* _Task to carry out_
Check every line of the data below for the string "Contract", and copy the ones that hold it.

* _Data provided_
-*-

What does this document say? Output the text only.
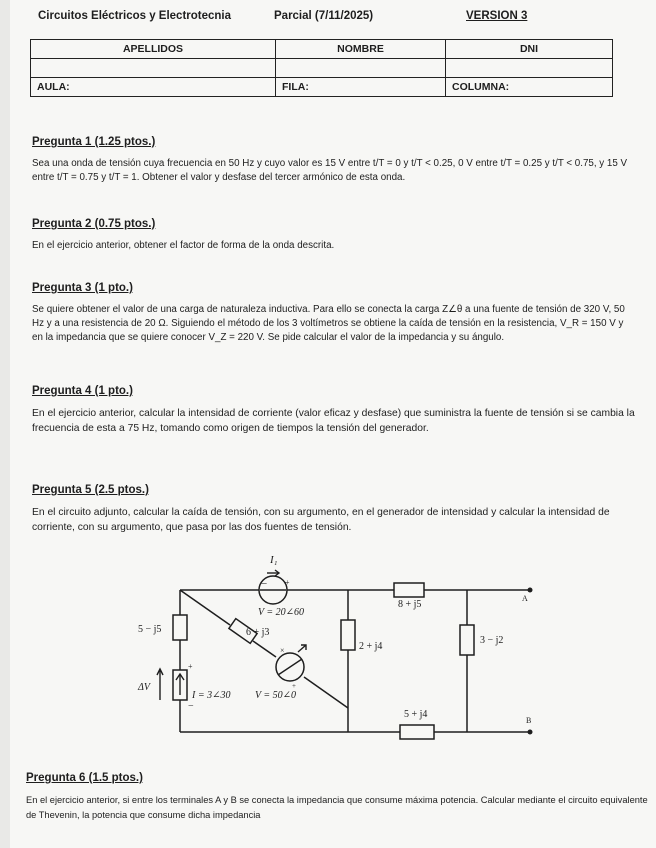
Circuitos Eléctricos y Electrotecnia	Parcial (7/11/2025)	VERSION 3
APELLIDOS	NOMBRE	DNI

AULA:	FILA:	COLUMNA:
Pregunta 1 (1.25 ptos.)

Sea una onda de tensión cuya frecuencia en 50 Hz y cuyo valor es 15 V entre t/T = 0 y t/T < 0.25, 0 V entre t/T = 0.25 y t/T < 0.75, y 15 V entre t/T = 0.75 y t/T = 1. Obtener el valor y desfase del tercer armónico de esta onda.

Pregunta 2 (0.75 ptos.)

En el ejercicio anterior, obtener el factor de forma de la onda descrita.

Pregunta 3 (1 pto.)

Se quiere obtener el valor de una carga de naturaleza inductiva. Para ello se conecta la carga Z∠θ a una fuente de tensión de 320 V, 50 Hz y a una resistencia de 20 Ω. Siguiendo el método de los 3 voltímetros se obtiene la caída de tensión en la resistencia, V_R = 150 V y en la impedancia que se quiere conocer V_Z = 220 V. Se pide calcular el valor de la impedancia y su ángulo.

Pregunta 4 (1 pto.)

En el ejercicio anterior, calcular la intensidad de corriente (valor eficaz y desfase) que suministra la fuente de tensión si se cambia la frecuencia de esta a 75 Hz, tomando como origen de tiempos la tensión del generador.

Pregunta 5 (2.5 ptos.)

En el circuito adjunto, calcular la caída de tensión, con su argumento, en el generador de intensidad y calcular la intensidad de corriente, con su argumento, que pasa por las dos fuentes de tensión.

I₁
− +
V = 20∠60
8 + j5
A
6 + j3
5 − j5
2 + j4
3 − j2
+
−
×
+
ΔV
I = 3∠30 V = 50∠0
5 + j4
B
Pregunta 6 (1.5 ptos.)

En el ejercicio anterior, si entre los terminales A y B se conecta la impedancia que consume máxima potencia. Calcular mediante el circuito equivalente de Thevenin, la potencia que consume dicha impedancia
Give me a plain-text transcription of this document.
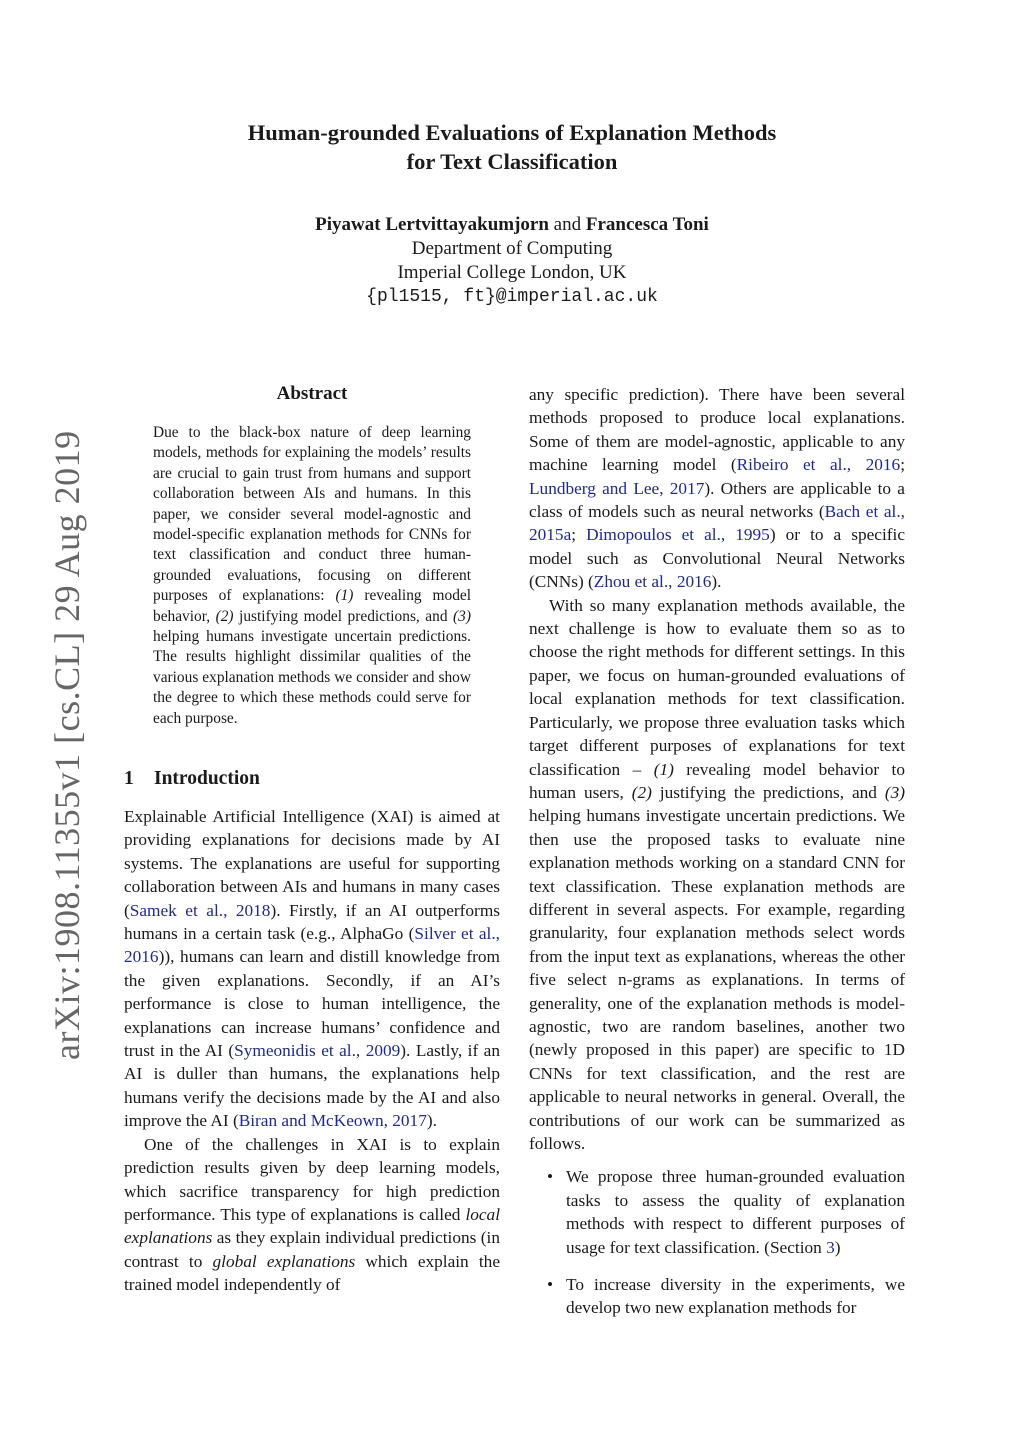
Human-grounded Evaluations of Explanation Methods
for Text Classification
Piyawat Lertvittayakumjorn and Francesca Toni
Department of Computing
Imperial College London, UK
{pl1515, ft}@imperial.ac.uk
arXiv:1908.11355v1 [cs.CL] 29 Aug 2019
Abstract
Due to the black-box nature of deep learning models, methods for explaining the models’ results are crucial to gain trust from humans and support collaboration between AIs and humans. In this paper, we consider several model-agnostic and model-specific explanation methods for CNNs for text classification and conduct three human-grounded evaluations, focusing on different purposes of explanations: (1) revealing model behavior, (2) justifying model predictions, and (3) helping humans investigate uncertain predictions. The results highlight dissimilar qualities of the various explanation methods we consider and show the degree to which these methods could serve for each purpose.
1 Introduction

Explainable Artificial Intelligence (XAI) is aimed at providing explanations for decisions made by AI systems. The explanations are useful for supporting collaboration between AIs and humans in many cases (Samek et al., 2018). Firstly, if an AI outperforms humans in a certain task (e.g., AlphaGo (Silver et al., 2016)), humans can learn and distill knowledge from the given explanations. Secondly, if an AI’s performance is close to human intelligence, the explanations can increase humans’ confidence and trust in the AI (Symeonidis et al., 2009). Lastly, if an AI is duller than humans, the explanations help humans verify the decisions made by the AI and also improve the AI (Biran and McKeown, 2017).

One of the challenges in XAI is to explain prediction results given by deep learning models, which sacrifice transparency for high prediction performance. This type of explanations is called local explanations as they explain individual predictions (in contrast to global explanations which explain the trained model independently of

any specific prediction). There have been several methods proposed to produce local explanations. Some of them are model-agnostic, applicable to any machine learning model (Ribeiro et al., 2016; Lundberg and Lee, 2017). Others are applicable to a class of models such as neural networks (Bach et al., 2015a; Dimopoulos et al., 1995) or to a specific model such as Convolutional Neural Networks (CNNs) (Zhou et al., 2016).

With so many explanation methods available, the next challenge is how to evaluate them so as to choose the right methods for different settings. In this paper, we focus on human-grounded evaluations of local explanation methods for text classification. Particularly, we propose three evaluation tasks which target different purposes of explanations for text classification – (1) revealing model behavior to human users, (2) justifying the predictions, and (3) helping humans investigate uncertain predictions. We then use the proposed tasks to evaluate nine explanation methods working on a standard CNN for text classification. These explanation methods are different in several aspects. For example, regarding granularity, four explanation methods select words from the input text as explanations, whereas the other five select n-grams as explanations. In terms of generality, one of the explanation methods is model-agnostic, two are random baselines, another two (newly proposed in this paper) are specific to 1D CNNs for text classification, and the rest are applicable to neural networks in general. Overall, the contributions of our work can be summarized as follows.

• We propose three human-grounded evaluation tasks to assess the quality of explanation methods with respect to different purposes of usage for text classification. (Section 3)
• To increase diversity in the experiments, we develop two new explanation methods for
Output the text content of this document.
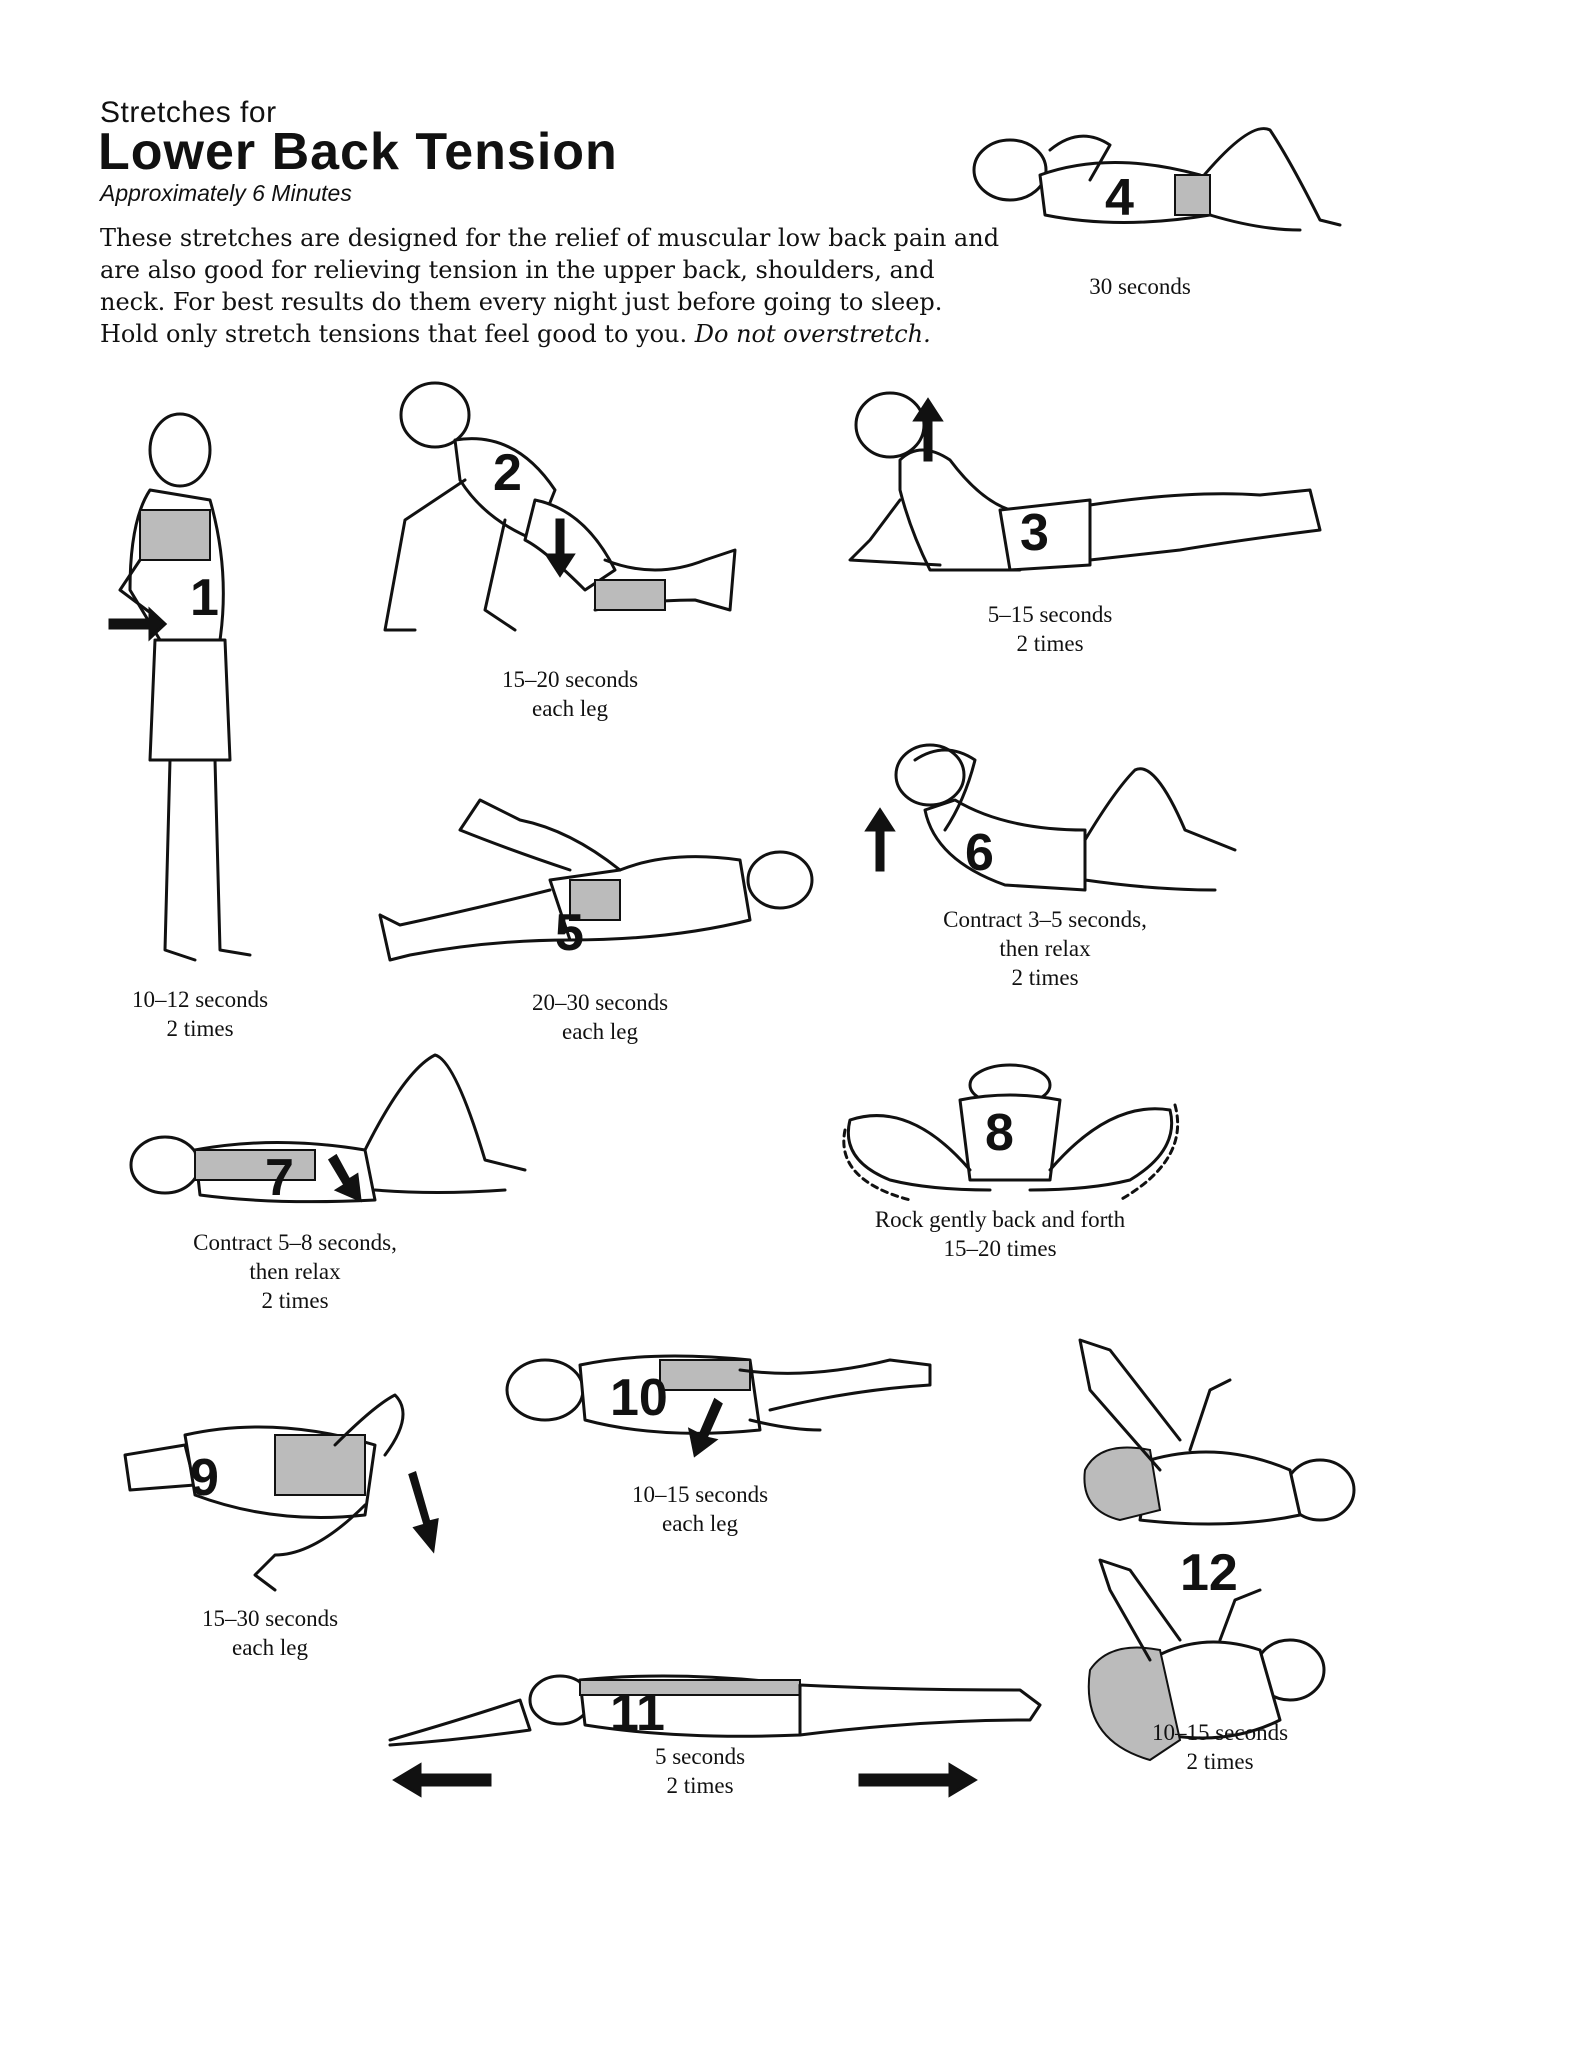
Stretches for
Lower Back Tension
Approximately 6 Minutes
These stretches are designed for the relief of muscular low back pain and are also good for relieving tension in the upper back, shoulders, and neck. For best results do them every night just before going to sleep. Hold only stretch tensions that feel good to you. Do not overstretch.
4
30 seconds
1
10–12 seconds
2 times
2
15–20 seconds
each leg
3
5–15 seconds
2 times
6
Contract 3–5 seconds,
then relax
2 times
5
20–30 seconds
each leg
7
Contract 5–8 seconds,
then relax
2 times
8
Rock gently back and forth
15–20 times
10
10–15 seconds
each leg
9
15–30 seconds
each leg
12
10–15 seconds
2 times
11
5 seconds
2 times
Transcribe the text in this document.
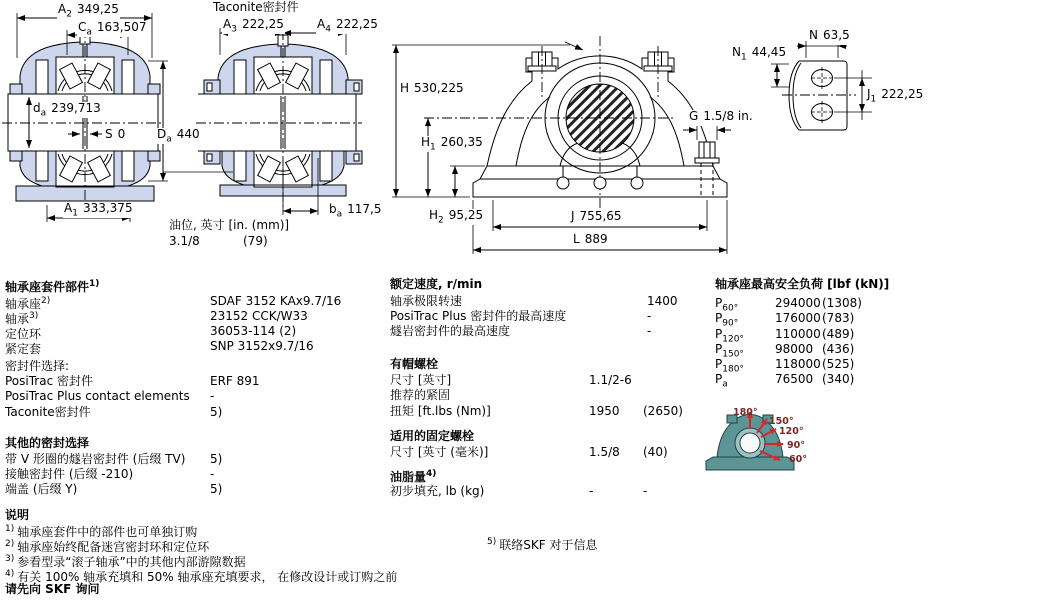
Taconite密封件
$A_2$ 349,25
$C_a$ 163,507	$A_3$ 222,25	$A_4$ 222,25
$d_a$ 239,713
S 0	$D_a$ 440
$A_1$ 333,375	$b_a$ 117,5
H 530,225
$H_1$ 260,35
$H_2$ 95,25	J 755,65
L 889
G 1.5/8 in.
$N_1$ 44,45
N 63,5
$J_1$ 222,25
油位, 英寸 [in. (mm)]
3.1/8	(79)
180°
150°
120°
90°
60°
轴承座套件部件$^{1)}$
轴承座$^{2)}$	SDAF 3152 KAx9.7/16
轴承$^{3)}$	23152 CCK/W33
定位环	36053-114 (2)
紧定套	SNP 3152x9.7/16
密封件选择:
PosiTrac 密封件	ERF 891
PosiTrac Plus contact elements -
Taconite密封件	5)
其他的密封选择
带 V 形圈的燧岩密封件 (后缀 TV) 5)
接触密封件 (后缀 -210)	-
端盖 (后缀 Y)	5)
说明
$^{1)}$ 轴承座套件中的部件也可单独订购
$^{2)}$ 轴承座始终配备迷宫密封环和定位环
$^{3)}$ 参看型录“滚子轴承”中的其他内部游隙数据
$^{4)}$ 有关 100% 轴承充填和 50% 轴承座充填要求， 在修改设计或订购之前
请先向 SKF 询问
额定速度, r/min
轴承极限转速	1400
PosiTrac Plus 密封件的最高速度	-
燧岩密封件的最高速度	-
有帽螺栓
尺寸 [英寸]	1.1/2-6
推荐的紧固
扭矩 [ft.lbs (Nm)]	1950 (2650)
适用的固定螺栓
尺寸 [英寸 (毫米)]	1.5/8 (40)
油脂量$^{4)}$
初步填充, lb (kg)	-	-
$^{5)}$ 联络SKF 对于信息
轴承座最高安全负荷 [lbf (kN)]
$P_{60^\circ}$	294000 (1308)
$P_{90^\circ}$	176000 (783)
$P_{120^\circ}$	110000 (489)
$P_{150^\circ}$	98000 (436)
$P_{180^\circ}$	118000 (525)
$P_a$	76500 (340)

-*-

* _Result of the exercise_
Contract 3–5 seconds,
Contract 5–8 seconds,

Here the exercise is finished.